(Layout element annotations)
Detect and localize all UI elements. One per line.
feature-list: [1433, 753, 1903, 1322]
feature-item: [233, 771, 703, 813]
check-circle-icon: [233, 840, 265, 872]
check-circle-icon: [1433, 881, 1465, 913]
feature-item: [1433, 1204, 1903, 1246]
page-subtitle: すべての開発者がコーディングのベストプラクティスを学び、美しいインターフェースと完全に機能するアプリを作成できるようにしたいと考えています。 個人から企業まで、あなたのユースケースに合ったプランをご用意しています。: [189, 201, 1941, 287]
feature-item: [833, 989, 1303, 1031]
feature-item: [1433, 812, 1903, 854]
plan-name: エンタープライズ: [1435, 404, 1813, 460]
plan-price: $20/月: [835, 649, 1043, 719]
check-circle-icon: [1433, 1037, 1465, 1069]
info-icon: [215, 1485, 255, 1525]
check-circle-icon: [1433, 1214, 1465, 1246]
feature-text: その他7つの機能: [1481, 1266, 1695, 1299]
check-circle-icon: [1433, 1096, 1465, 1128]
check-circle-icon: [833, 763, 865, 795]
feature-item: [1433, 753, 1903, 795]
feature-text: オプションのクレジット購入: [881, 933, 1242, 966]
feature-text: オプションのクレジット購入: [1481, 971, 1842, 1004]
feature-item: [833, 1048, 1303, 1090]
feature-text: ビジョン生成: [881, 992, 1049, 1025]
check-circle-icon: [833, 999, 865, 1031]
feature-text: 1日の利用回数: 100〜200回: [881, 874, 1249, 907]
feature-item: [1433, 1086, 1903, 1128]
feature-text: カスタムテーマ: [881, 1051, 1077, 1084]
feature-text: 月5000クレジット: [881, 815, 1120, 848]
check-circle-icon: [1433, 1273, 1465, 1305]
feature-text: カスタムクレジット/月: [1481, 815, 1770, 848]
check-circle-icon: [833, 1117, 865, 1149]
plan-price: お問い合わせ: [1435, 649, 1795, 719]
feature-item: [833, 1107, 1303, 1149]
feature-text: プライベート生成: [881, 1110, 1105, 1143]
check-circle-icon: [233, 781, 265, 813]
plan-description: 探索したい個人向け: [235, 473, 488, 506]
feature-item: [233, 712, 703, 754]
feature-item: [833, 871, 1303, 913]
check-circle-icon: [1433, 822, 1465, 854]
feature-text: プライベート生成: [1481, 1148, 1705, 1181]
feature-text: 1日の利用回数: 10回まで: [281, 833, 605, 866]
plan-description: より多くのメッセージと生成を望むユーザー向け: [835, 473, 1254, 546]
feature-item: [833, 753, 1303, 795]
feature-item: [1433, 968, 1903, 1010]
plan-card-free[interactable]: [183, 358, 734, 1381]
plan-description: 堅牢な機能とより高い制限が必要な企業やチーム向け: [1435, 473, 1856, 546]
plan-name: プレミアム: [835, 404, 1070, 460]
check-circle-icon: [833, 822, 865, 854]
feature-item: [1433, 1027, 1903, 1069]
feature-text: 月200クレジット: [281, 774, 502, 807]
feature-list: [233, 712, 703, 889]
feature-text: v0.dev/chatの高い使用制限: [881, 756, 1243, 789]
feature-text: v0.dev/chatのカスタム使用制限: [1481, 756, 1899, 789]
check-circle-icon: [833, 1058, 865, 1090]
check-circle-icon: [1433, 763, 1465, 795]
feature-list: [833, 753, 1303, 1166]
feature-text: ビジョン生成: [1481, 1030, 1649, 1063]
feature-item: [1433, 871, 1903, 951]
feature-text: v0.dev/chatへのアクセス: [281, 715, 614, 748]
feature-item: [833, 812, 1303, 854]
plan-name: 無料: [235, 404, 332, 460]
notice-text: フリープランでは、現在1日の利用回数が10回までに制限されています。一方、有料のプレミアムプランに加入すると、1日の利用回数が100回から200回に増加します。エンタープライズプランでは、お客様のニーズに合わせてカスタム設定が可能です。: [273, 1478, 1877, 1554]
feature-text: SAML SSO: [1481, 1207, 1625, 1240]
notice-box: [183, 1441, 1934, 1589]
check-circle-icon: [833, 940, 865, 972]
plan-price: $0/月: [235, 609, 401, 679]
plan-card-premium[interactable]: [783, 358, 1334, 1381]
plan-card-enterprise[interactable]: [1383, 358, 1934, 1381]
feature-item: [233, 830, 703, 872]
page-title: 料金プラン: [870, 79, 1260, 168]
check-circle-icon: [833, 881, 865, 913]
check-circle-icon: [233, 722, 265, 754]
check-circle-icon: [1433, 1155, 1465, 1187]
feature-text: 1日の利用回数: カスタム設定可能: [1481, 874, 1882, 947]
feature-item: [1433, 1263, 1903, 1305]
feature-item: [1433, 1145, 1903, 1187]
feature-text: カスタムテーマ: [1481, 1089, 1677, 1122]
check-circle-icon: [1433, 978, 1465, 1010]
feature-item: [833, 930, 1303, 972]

### GOAL
Write out these lines again exactly, covering every item.

### OUTPUT FOR THIS TASK
Detect and localize all UI elements. One per line.
feature-list: [1433, 753, 1903, 1322]
feature-item: [233, 771, 703, 813]
check-circle-icon: [233, 840, 265, 872]
check-circle-icon: [1433, 881, 1465, 913]
feature-item: [1433, 1204, 1903, 1246]
page-subtitle: すべての開発者がコーディングのベストプラクティスを学び、美しいインターフェースと完全に機能するアプリを作成できるようにしたいと考えています。 個人から企業まで、あなたのユースケースに合ったプランをご用意しています。: [189, 201, 1941, 287]
feature-item: [833, 989, 1303, 1031]
feature-item: [1433, 812, 1903, 854]
plan-name: エンタープライズ: [1435, 404, 1813, 460]
plan-price: $20/月: [835, 649, 1043, 719]
check-circle-icon: [1433, 1037, 1465, 1069]
info-icon: [215, 1485, 255, 1525]
check-circle-icon: [1433, 1214, 1465, 1246]
feature-text: その他7つの機能: [1481, 1266, 1695, 1299]
check-circle-icon: [1433, 1096, 1465, 1128]
check-circle-icon: [833, 763, 865, 795]
feature-item: [1433, 753, 1903, 795]
feature-text: オプションのクレジット購入: [881, 933, 1242, 966]
feature-text: オプションのクレジット購入: [1481, 971, 1842, 1004]
feature-item: [833, 1048, 1303, 1090]
feature-text: ビジョン生成: [881, 992, 1049, 1025]
check-circle-icon: [833, 999, 865, 1031]
feature-text: 1日の利用回数: 100〜200回: [881, 874, 1249, 907]
feature-item: [1433, 1086, 1903, 1128]
feature-text: カスタムテーマ: [881, 1051, 1077, 1084]
feature-text: 月5000クレジット: [881, 815, 1120, 848]
check-circle-icon: [1433, 1273, 1465, 1305]
feature-text: カスタムクレジット/月: [1481, 815, 1770, 848]
check-circle-icon: [833, 1117, 865, 1149]
plan-price: お問い合わせ: [1435, 649, 1795, 719]
feature-item: [833, 1107, 1303, 1149]
feature-text: プライベート生成: [881, 1110, 1105, 1143]
check-circle-icon: [233, 781, 265, 813]
plan-description: 探索したい個人向け: [235, 473, 488, 506]
feature-item: [233, 712, 703, 754]
feature-item: [833, 871, 1303, 913]
check-circle-icon: [1433, 822, 1465, 854]
feature-text: プライベート生成: [1481, 1148, 1705, 1181]
feature-text: 1日の利用回数: 10回まで: [281, 833, 605, 866]
plan-description: より多くのメッセージと生成を望むユーザー向け: [835, 473, 1254, 546]
feature-item: [833, 753, 1303, 795]
feature-item: [1433, 968, 1903, 1010]
plan-card-free[interactable]: [183, 358, 734, 1381]
plan-description: 堅牢な機能とより高い制限が必要な企業やチーム向け: [1435, 473, 1856, 546]
plan-name: プレミアム: [835, 404, 1070, 460]
check-circle-icon: [833, 822, 865, 854]
feature-item: [1433, 1027, 1903, 1069]
feature-text: 月200クレジット: [281, 774, 502, 807]
feature-list: [233, 712, 703, 889]
feature-text: v0.dev/chatの高い使用制限: [881, 756, 1243, 789]
feature-text: v0.dev/chatのカスタム使用制限: [1481, 756, 1899, 789]
check-circle-icon: [833, 1058, 865, 1090]
check-circle-icon: [1433, 763, 1465, 795]
feature-list: [833, 753, 1303, 1166]
feature-text: ビジョン生成: [1481, 1030, 1649, 1063]
feature-item: [1433, 871, 1903, 951]
feature-text: v0.dev/chatへのアクセス: [281, 715, 614, 748]
feature-item: [833, 812, 1303, 854]
plan-name: 無料: [235, 404, 332, 460]
notice-text: フリープランでは、現在1日の利用回数が10回までに制限されています。一方、有料のプレミアムプランに加入すると、1日の利用回数が100回から200回に増加します。エンタープライズプランでは、お客様のニーズに合わせてカスタム設定が可能です。: [273, 1478, 1877, 1554]
feature-text: SAML SSO: [1481, 1207, 1625, 1240]
notice-box: [183, 1441, 1934, 1589]
check-circle-icon: [833, 940, 865, 972]
plan-price: $0/月: [235, 609, 401, 679]
plan-card-premium[interactable]: [783, 358, 1334, 1381]
plan-card-enterprise[interactable]: [1383, 358, 1934, 1381]
feature-item: [233, 830, 703, 872]
page-title: 料金プラン: [870, 79, 1260, 168]
check-circle-icon: [833, 881, 865, 913]
check-circle-icon: [233, 722, 265, 754]
check-circle-icon: [1433, 1155, 1465, 1187]
feature-text: 1日の利用回数: カスタム設定可能: [1481, 874, 1882, 947]
feature-item: [1433, 1263, 1903, 1305]
feature-item: [1433, 1145, 1903, 1187]
feature-text: カスタムテーマ: [1481, 1089, 1677, 1122]
check-circle-icon: [1433, 978, 1465, 1010]
feature-item: [833, 930, 1303, 972]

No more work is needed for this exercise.